### Exercise
Copy each line that has the string "Global" somewhere in it.

### Entries shown
╭──

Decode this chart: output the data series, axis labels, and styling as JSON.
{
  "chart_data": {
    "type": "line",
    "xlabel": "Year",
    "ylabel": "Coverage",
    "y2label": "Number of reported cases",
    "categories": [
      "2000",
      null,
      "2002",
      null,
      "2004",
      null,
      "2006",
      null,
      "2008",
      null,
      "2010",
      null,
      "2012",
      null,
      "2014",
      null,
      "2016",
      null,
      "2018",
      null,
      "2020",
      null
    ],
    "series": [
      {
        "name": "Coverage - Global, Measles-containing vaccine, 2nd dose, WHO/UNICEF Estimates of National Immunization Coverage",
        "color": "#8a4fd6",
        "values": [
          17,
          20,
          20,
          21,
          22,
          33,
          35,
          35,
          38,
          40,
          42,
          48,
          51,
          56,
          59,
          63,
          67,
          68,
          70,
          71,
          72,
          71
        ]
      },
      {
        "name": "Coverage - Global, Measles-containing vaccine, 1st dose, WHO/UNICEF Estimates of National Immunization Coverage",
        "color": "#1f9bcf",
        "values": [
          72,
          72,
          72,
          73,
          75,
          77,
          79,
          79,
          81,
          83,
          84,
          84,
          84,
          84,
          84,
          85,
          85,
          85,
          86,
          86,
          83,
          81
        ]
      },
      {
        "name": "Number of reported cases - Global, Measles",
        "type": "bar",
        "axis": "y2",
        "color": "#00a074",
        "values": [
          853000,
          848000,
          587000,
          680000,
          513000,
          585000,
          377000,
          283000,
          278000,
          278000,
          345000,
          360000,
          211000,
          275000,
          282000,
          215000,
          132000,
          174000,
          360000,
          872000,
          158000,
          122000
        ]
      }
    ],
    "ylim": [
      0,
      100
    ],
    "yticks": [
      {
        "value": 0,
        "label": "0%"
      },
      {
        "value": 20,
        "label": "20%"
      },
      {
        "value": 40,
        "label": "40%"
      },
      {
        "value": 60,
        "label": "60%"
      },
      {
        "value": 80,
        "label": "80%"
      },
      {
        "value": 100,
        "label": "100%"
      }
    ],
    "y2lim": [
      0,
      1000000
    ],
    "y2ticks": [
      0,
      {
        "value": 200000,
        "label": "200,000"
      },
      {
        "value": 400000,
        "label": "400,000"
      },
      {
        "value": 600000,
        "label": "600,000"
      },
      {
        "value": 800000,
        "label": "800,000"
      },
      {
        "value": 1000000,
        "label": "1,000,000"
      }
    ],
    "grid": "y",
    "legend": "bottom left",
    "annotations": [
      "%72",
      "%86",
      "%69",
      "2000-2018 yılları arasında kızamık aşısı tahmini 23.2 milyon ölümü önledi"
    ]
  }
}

╰──

### Answer below
        "name": "Coverage - Global, Measles-containing vaccine, 2nd dose, WHO/UNICEF Estimates of National Immunization Coverage",
        "name": "Coverage - Global, Measles-containing vaccine, 1st dose, WHO/UNICEF Estimates of National Immunization Coverage",
        "name": "Number of reported cases - Global, Measles",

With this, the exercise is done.